Task brief — Find the lines below that contain the string "Updates". Copy each one.

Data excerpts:
Start

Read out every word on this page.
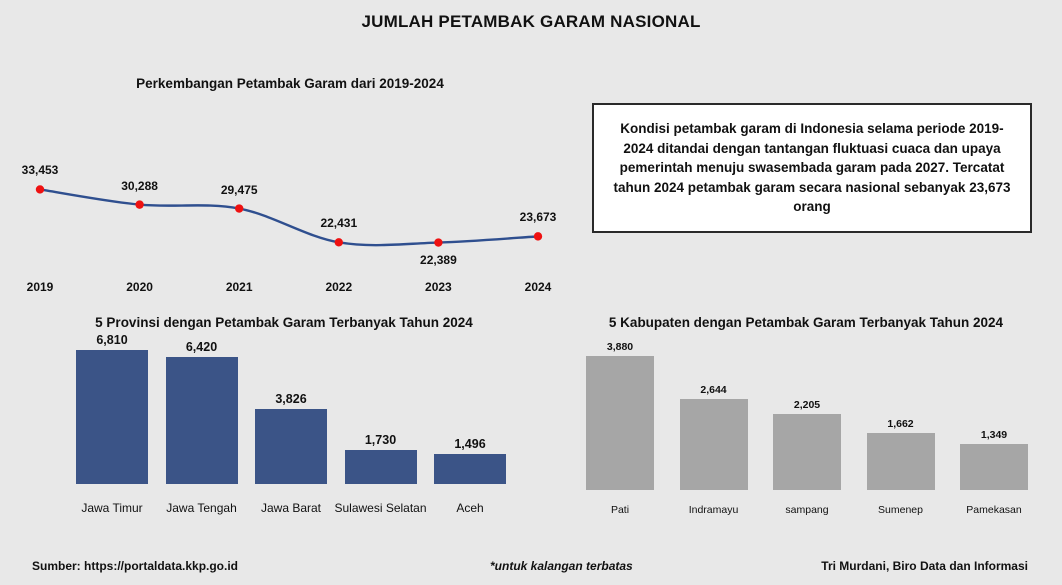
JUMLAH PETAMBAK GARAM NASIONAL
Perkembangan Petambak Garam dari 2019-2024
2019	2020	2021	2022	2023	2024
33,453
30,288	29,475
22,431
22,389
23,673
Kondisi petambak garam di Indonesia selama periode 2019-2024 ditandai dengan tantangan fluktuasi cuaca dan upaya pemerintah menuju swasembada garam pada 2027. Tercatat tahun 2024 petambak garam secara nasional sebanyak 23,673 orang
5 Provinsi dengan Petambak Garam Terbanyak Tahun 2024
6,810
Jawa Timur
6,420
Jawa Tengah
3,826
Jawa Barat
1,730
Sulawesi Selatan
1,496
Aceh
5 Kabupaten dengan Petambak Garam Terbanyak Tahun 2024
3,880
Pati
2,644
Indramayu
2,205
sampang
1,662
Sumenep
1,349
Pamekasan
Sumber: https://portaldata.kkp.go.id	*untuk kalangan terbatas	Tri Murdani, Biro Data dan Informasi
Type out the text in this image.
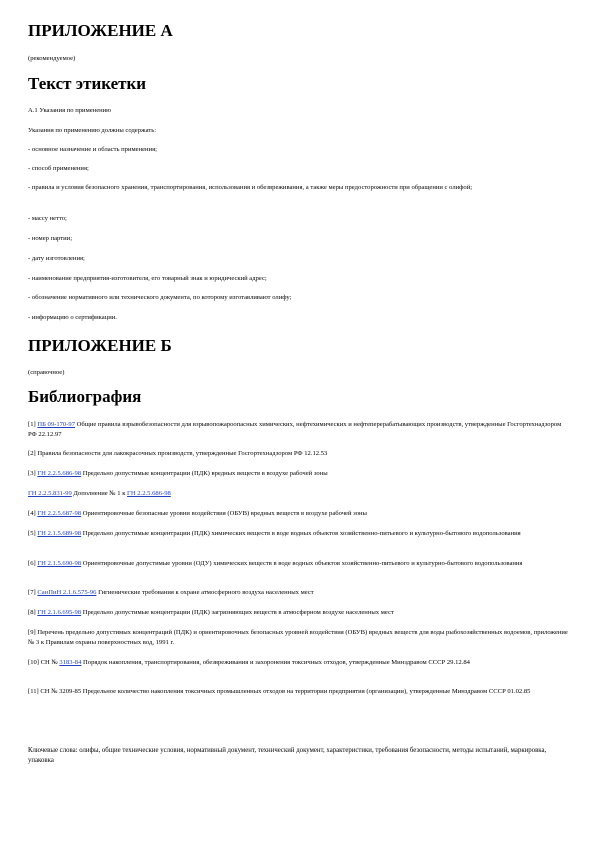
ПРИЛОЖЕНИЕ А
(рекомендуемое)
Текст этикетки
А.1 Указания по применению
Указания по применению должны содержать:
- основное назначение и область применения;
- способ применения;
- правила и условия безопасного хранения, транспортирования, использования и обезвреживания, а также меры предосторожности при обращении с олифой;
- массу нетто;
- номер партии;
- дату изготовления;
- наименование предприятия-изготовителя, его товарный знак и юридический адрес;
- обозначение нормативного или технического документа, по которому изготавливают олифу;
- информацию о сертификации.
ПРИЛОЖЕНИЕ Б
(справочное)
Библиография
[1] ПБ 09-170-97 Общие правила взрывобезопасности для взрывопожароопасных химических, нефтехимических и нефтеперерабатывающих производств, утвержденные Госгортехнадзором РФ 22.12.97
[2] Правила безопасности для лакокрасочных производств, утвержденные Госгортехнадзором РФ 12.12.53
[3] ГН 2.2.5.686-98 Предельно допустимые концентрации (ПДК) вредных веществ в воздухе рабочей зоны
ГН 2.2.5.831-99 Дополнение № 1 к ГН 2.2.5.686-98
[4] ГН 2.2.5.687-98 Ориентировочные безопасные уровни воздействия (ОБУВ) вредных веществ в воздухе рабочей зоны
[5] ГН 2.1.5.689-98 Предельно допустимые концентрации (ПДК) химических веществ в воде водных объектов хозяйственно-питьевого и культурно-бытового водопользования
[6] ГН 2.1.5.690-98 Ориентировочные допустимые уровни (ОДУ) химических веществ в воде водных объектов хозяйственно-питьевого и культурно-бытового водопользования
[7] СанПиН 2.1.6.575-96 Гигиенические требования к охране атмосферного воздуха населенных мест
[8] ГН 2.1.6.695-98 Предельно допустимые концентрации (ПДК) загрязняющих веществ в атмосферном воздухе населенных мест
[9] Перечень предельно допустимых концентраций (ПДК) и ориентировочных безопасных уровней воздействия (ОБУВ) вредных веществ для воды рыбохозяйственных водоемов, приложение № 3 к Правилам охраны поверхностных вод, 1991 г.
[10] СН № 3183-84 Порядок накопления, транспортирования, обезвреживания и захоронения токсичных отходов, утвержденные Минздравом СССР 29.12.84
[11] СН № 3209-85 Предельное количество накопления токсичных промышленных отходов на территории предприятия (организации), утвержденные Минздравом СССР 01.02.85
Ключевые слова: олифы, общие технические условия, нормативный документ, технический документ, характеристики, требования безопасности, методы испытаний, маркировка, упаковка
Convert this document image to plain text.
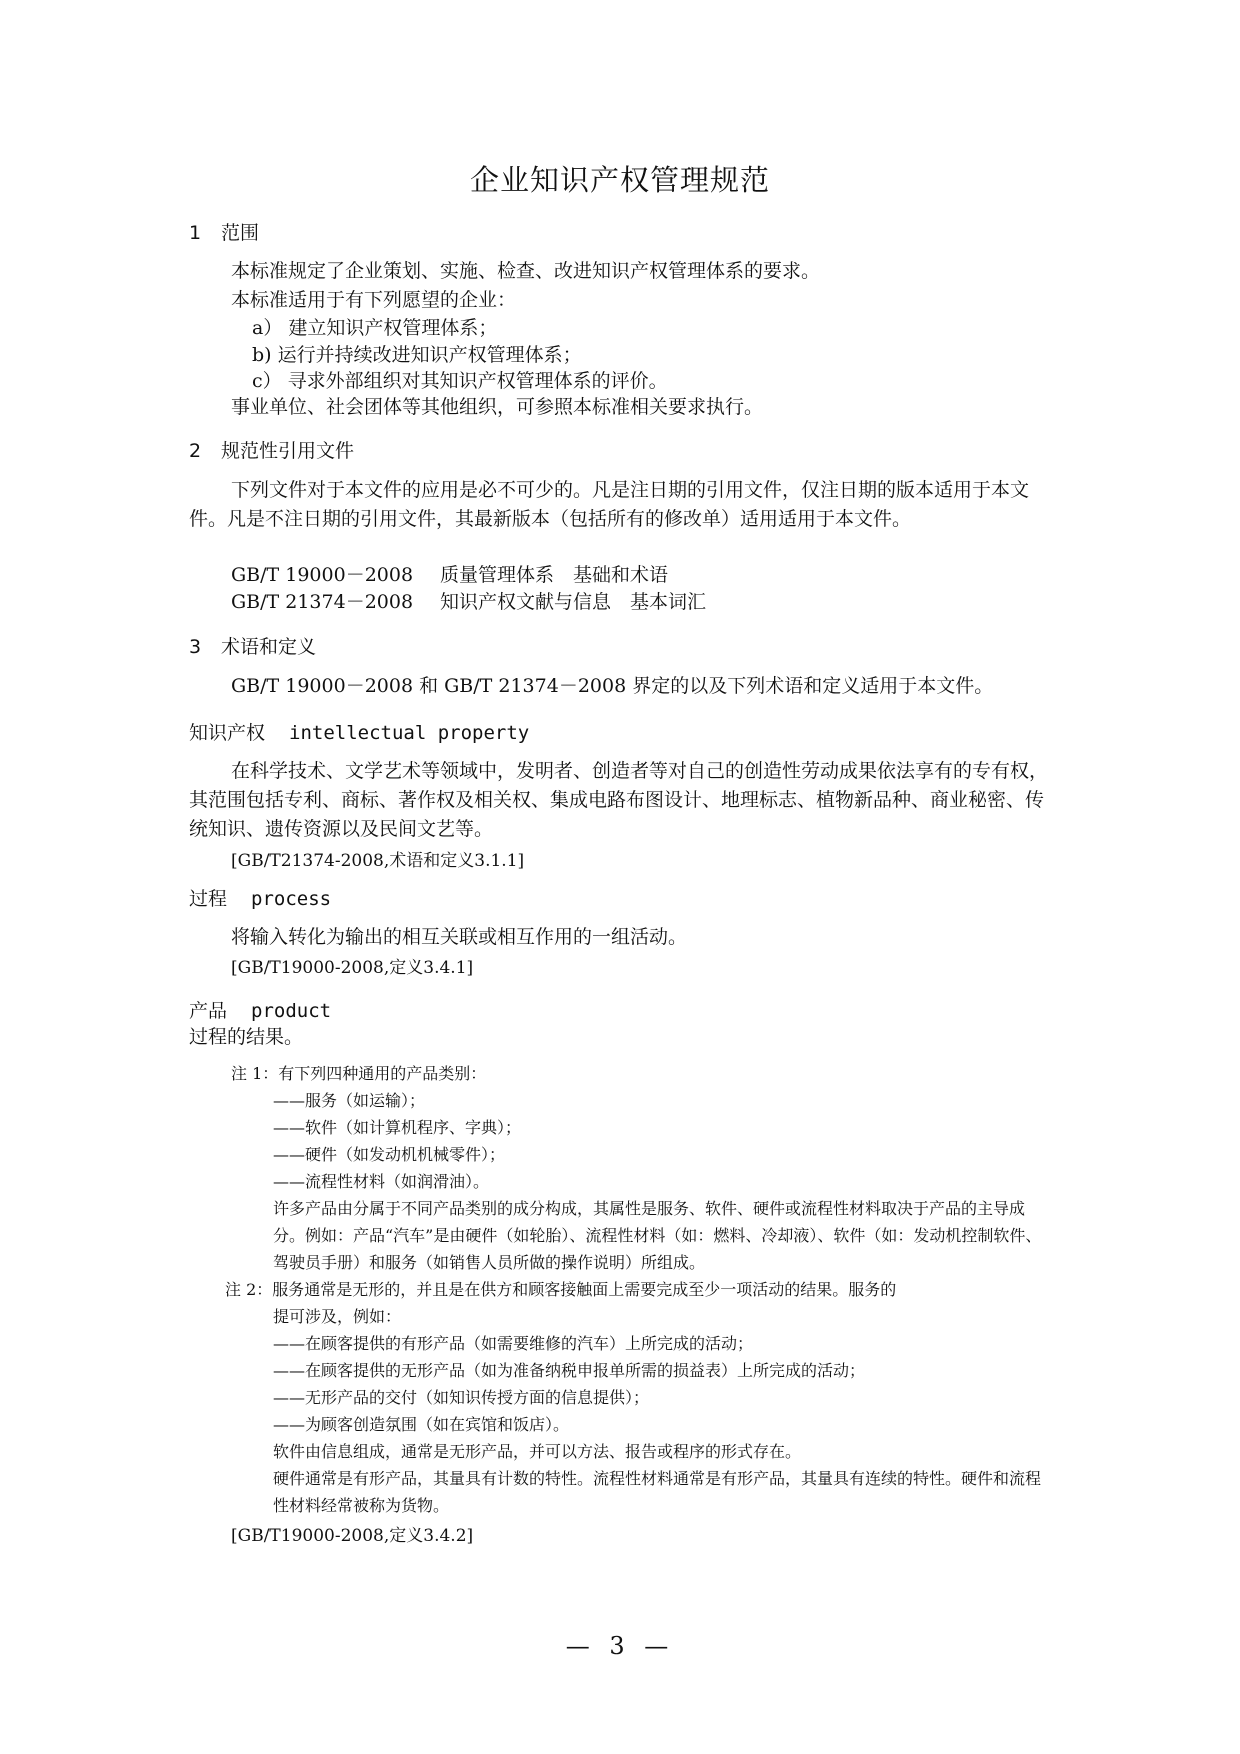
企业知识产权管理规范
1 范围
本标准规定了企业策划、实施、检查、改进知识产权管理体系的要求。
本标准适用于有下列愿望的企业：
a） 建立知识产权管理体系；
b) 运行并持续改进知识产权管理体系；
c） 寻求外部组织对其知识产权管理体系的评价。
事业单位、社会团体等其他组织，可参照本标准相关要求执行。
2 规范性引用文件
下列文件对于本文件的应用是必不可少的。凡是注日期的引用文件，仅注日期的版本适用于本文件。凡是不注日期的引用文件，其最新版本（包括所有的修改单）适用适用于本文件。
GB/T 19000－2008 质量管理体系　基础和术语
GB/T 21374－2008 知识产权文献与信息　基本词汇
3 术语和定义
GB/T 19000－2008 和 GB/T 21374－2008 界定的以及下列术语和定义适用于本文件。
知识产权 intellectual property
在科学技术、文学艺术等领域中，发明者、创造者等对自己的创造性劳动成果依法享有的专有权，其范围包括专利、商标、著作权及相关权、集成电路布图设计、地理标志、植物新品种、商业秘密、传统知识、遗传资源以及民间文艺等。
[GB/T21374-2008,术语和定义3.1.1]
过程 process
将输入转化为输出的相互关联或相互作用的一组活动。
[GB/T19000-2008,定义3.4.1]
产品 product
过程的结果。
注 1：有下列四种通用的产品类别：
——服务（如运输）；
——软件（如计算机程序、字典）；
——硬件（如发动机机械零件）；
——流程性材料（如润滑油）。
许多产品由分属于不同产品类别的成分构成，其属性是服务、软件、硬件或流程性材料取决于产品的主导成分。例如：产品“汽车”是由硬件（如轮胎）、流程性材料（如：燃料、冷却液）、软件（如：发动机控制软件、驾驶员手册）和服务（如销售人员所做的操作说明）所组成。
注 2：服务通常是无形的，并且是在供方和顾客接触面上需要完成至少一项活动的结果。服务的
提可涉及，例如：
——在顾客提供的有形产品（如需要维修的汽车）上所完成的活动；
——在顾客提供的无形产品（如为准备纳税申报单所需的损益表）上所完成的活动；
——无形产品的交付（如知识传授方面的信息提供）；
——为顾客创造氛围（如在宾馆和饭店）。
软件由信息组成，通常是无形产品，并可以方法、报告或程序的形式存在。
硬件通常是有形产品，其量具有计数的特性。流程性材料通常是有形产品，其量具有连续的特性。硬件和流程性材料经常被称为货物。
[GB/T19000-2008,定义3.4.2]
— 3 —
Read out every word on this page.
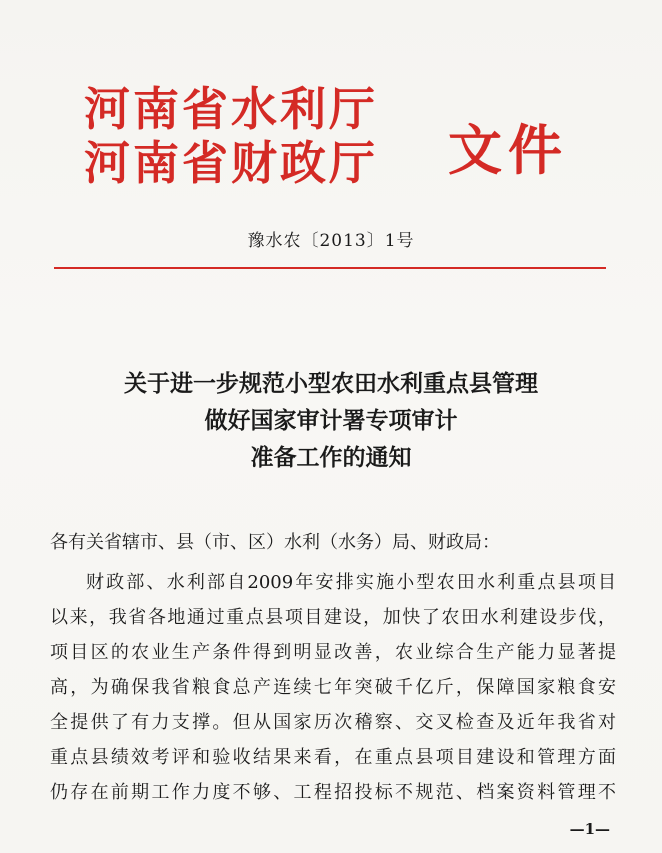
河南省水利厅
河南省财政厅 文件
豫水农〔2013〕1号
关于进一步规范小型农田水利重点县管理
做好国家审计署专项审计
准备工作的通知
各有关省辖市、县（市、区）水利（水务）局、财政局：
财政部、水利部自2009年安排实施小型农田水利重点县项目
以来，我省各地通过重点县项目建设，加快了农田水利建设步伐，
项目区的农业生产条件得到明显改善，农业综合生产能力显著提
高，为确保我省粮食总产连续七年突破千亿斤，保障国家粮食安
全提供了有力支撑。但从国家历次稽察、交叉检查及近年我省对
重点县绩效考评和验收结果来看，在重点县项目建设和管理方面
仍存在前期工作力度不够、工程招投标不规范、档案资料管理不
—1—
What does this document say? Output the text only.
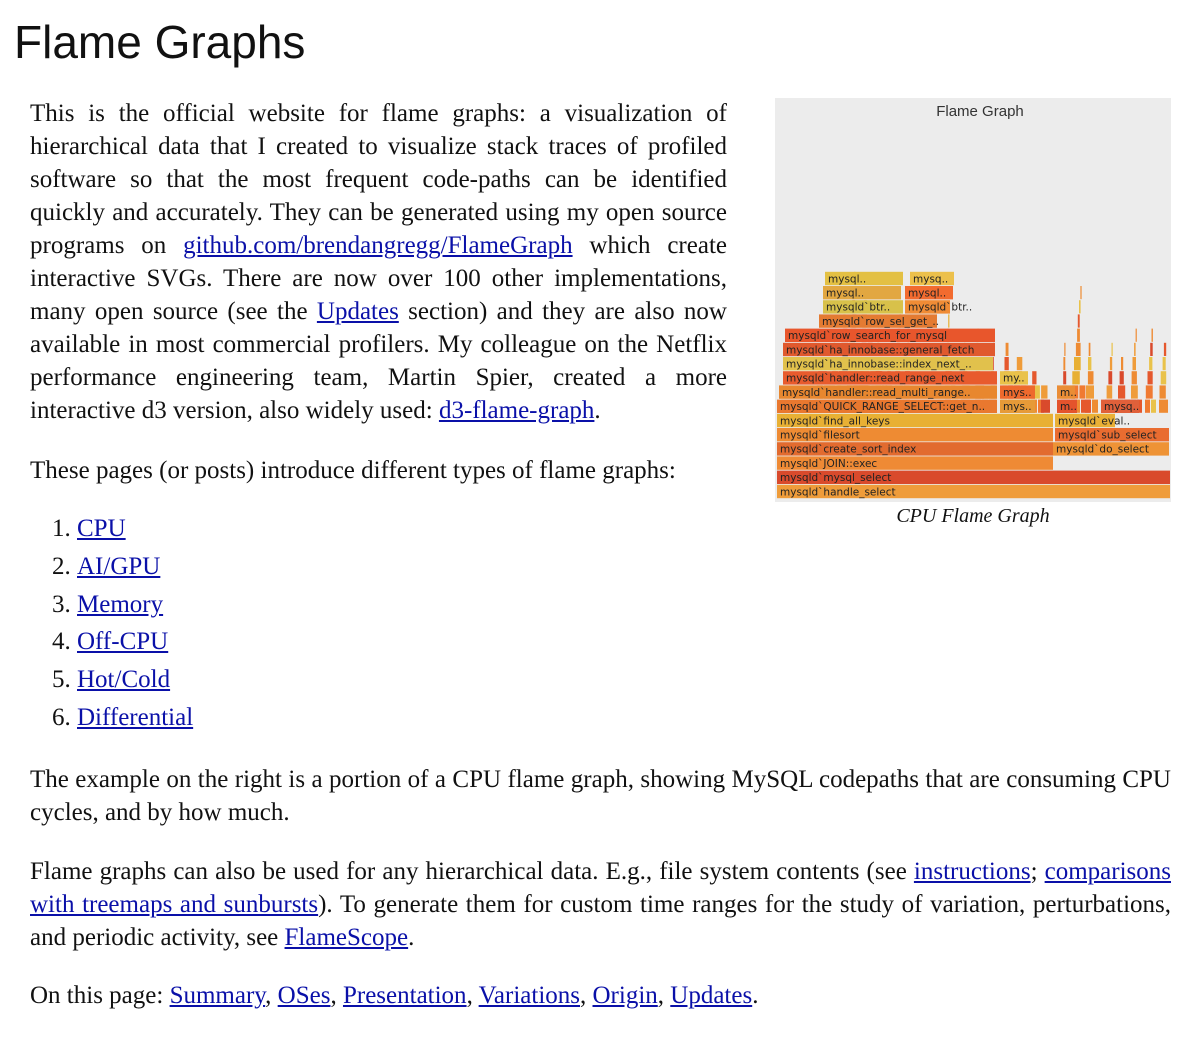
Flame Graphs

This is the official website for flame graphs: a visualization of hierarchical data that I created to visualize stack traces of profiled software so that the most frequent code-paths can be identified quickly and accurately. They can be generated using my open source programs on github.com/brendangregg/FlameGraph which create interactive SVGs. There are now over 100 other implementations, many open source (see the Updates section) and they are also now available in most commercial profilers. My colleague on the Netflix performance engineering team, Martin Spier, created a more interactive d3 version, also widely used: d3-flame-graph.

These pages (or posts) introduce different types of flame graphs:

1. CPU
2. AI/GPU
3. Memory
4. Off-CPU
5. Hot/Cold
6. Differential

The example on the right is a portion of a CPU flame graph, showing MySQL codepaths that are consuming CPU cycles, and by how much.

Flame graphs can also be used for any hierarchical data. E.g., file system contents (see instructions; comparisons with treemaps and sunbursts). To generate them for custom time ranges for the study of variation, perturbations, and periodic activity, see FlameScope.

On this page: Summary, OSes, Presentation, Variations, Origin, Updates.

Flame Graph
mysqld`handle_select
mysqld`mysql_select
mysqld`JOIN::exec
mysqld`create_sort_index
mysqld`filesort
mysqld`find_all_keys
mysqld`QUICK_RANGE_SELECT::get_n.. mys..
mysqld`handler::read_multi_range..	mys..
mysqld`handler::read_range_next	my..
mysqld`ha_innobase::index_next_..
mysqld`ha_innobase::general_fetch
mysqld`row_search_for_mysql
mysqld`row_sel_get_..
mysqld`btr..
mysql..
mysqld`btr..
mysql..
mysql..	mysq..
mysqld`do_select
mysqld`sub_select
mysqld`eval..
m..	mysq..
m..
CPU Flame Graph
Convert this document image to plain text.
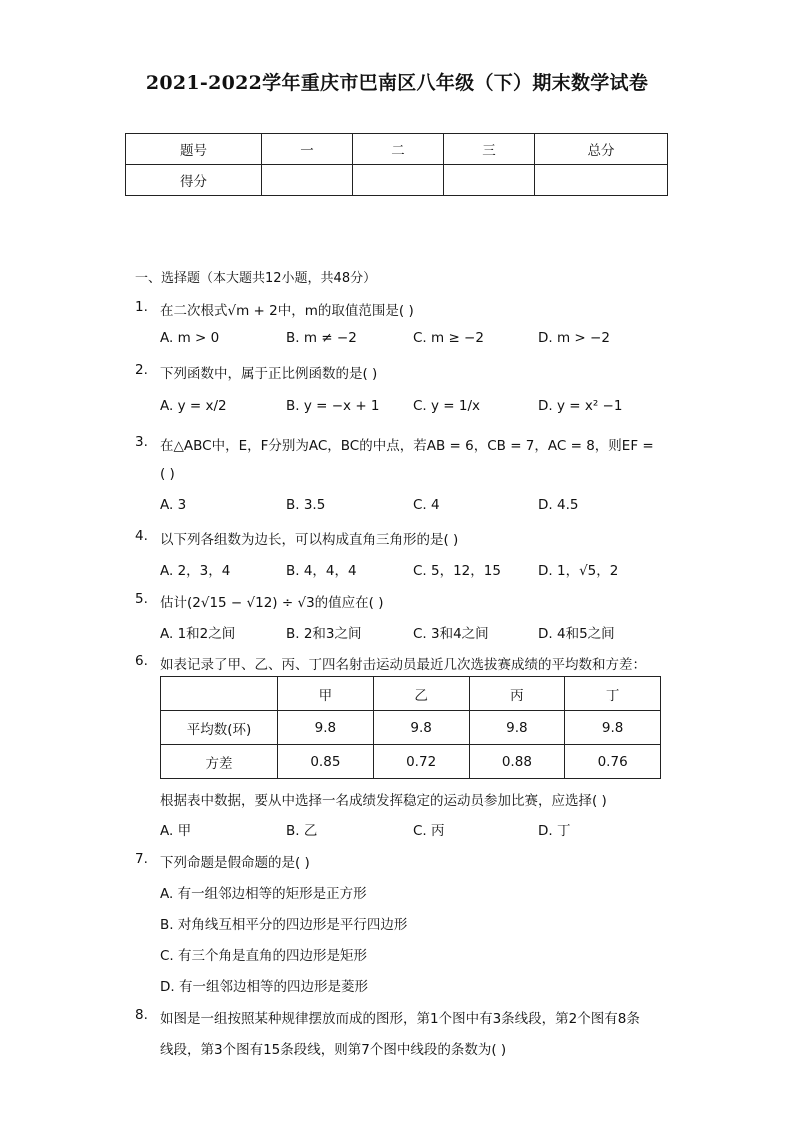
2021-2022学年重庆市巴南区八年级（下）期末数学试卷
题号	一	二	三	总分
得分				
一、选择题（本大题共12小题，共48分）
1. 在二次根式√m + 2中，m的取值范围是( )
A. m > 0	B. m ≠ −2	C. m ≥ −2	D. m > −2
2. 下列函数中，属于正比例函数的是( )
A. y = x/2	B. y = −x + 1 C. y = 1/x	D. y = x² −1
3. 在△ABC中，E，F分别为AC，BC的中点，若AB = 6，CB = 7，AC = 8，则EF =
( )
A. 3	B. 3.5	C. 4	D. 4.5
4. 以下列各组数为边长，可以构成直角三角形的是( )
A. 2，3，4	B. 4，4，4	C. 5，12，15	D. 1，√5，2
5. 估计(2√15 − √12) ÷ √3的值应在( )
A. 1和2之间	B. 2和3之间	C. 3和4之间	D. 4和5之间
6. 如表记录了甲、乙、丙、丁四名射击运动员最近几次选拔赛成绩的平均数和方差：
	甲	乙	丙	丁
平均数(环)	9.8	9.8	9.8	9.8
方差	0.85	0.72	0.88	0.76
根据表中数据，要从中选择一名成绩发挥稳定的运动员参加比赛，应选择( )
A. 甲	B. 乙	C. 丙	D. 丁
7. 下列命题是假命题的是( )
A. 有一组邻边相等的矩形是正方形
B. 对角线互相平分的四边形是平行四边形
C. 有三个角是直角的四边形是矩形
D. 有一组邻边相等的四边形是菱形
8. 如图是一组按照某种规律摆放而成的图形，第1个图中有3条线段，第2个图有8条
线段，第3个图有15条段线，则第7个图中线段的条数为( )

End

Expected output —
This is the official website for flame graphs: a visualization of hierarchical data that I created to visualize stack traces of profiled software so that the most frequent code-paths can be identified quickly and accurately. They can be generated using my open source programs on github.com/brendangregg/FlameGraph which create interactive SVGs. There are now over 100 other implementations, many open source (see the Updates section) and they are also now available in most commercial profilers. My colleague on the Netflix performance engineering team, Martin Spier, created a more interactive d3 version, also widely used: d3-flame-graph.
On this page: Summary, OSes, Presentation, Variations, Origin, Updates.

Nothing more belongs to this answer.